Reading text:
——————

Thursday , April 25 2024
The "professional" social network is apparently trying to become just another self-esteem machine.

LinkedIn, Watered Down

LinkedIn used to be the “useful” and “honest” social network. On Facebook, “friends” are often just casual acquaintances or even people you’ve never met, but LinkedIn contacts are, for many of us, people we actually have some professional connection with, even if it’s at a remove. In order to recommend someone on their LinkedIn page, you’ve had to actually write a sentence or two about them, which meant you had to actually know something about them.

No more. A few months ago we LinkedIn users started noticing the site presenting us with a screenful of our contacts with their skills noted and quick links for “endorsing” them for specific skills. All we have to do to endorse is click. And conversely, we suddenly started getting emails saying that so-and-so has “endorsed” us for such-and-such a skill.

The problem is, by making these “endorsements” so cheap and easy, LinkedIn has made them meaningless. This hit home to me in a big way the other day when LinkedIn sent me a congratulatory email proclaiming that I am “one of the top 1% most endorsed on @LinkedIn in United States for Copy Editing.”

I have my doubts about the veracity of this. I don’t use LinkedIn much. I have 311 connections – a healthy number, I suppose, but by no means a remarkable count. But even if my one-percent status is true, it’s false in a deeper sense: The majority of my contacts don’t know me as a copy editor anyway. Some of those who’ve “endorsed” me for that skill have never been privileged to observe my ace copy editing abilities.

——————

Listing:

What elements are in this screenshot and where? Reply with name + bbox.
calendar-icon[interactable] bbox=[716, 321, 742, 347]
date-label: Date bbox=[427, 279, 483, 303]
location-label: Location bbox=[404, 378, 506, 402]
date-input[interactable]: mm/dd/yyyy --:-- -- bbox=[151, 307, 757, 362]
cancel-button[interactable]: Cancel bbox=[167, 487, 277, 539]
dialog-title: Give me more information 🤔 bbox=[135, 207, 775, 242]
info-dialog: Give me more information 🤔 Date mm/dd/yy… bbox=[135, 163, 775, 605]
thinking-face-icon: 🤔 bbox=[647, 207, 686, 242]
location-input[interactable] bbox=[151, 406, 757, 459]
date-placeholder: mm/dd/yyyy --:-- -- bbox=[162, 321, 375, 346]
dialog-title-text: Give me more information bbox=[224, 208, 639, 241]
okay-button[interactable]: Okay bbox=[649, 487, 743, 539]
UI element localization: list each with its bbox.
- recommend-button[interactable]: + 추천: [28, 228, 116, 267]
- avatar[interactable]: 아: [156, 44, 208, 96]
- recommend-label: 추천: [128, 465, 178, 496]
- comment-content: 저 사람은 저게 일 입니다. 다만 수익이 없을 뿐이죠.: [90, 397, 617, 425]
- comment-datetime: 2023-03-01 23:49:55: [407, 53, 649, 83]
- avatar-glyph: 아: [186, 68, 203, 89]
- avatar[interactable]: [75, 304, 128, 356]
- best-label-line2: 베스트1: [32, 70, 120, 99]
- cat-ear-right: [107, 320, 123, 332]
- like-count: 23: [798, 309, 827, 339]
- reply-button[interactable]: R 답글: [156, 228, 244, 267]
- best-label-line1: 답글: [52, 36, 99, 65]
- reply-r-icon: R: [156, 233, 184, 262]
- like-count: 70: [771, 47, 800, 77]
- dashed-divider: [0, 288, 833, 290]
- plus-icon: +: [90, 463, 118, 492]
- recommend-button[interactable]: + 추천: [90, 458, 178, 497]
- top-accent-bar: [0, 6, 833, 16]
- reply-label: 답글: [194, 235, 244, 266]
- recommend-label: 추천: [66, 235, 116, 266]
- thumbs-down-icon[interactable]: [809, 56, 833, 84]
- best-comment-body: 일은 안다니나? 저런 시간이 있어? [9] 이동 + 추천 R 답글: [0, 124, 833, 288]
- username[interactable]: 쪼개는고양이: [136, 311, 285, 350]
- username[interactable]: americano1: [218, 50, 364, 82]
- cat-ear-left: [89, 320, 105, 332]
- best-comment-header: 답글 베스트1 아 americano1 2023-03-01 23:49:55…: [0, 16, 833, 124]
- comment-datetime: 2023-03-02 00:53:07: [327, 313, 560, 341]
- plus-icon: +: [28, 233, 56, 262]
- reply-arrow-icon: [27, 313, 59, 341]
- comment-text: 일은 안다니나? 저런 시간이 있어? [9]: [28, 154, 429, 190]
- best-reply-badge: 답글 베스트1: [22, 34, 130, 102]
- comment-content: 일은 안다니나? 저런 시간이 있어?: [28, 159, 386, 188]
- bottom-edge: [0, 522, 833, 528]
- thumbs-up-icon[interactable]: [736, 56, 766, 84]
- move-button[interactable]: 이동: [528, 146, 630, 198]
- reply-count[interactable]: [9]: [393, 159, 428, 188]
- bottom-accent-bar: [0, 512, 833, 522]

——————

To do:
In the piece on LinkedIn, list every word set in quotation marks in the paragraph beginning "LinkedIn used to be". The data are separate material and have nothing to do with the piece on LinkedIn.

Written solution:
“useful”, “honest”, “friends”